▶ _Input data_:
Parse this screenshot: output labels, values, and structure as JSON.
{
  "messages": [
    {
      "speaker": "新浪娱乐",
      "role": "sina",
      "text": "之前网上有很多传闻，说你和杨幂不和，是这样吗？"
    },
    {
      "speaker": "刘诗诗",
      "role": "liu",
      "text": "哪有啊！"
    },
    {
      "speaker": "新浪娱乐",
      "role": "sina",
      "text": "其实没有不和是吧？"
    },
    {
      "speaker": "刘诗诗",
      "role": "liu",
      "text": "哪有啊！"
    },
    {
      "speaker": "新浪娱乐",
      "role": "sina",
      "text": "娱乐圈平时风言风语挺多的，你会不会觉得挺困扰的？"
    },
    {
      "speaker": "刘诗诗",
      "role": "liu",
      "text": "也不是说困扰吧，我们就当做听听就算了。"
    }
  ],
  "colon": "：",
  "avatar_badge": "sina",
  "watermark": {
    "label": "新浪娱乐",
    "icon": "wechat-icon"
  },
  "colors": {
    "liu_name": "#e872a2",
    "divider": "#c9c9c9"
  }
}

▶ _Given problem_: Every entry must be quoted exactly as it appears above.

▶ _Task answer_:
Parse this screenshot: output labels, values, and structure as JSON.
{
  "messages": [
    {
      "speaker": "新浪娱乐",
      "role": "sina",
      "text": "之前网上有很多传闻，说你和杨幂不和，是这样吗？"
    },
    {
      "speaker": "刘诗诗",
      "role": "liu",
      "text": "哪有啊！"
    },
    {
      "speaker": "新浪娱乐",
      "role": "sina",
      "text": "其实没有不和是吧？"
    },
    {
      "speaker": "刘诗诗",
      "role": "liu",
      "text": "哪有啊！"
    },
    {
      "speaker": "新浪娱乐",
      "role": "sina",
      "text": "娱乐圈平时风言风语挺多的，你会不会觉得挺困扰的？"
    },
    {
      "speaker": "刘诗诗",
      "role": "liu",
      "text": "也不是说困扰吧，我们就当做听听就算了。"
    }
  ],
  "colon": "：",
  "avatar_badge": "sina",
  "watermark": {
    "label": "新浪娱乐",
    "icon": "wechat-icon"
  },
  "colors": {
    "liu_name": "#e872a2",
    "divider": "#c9c9c9"
  }
}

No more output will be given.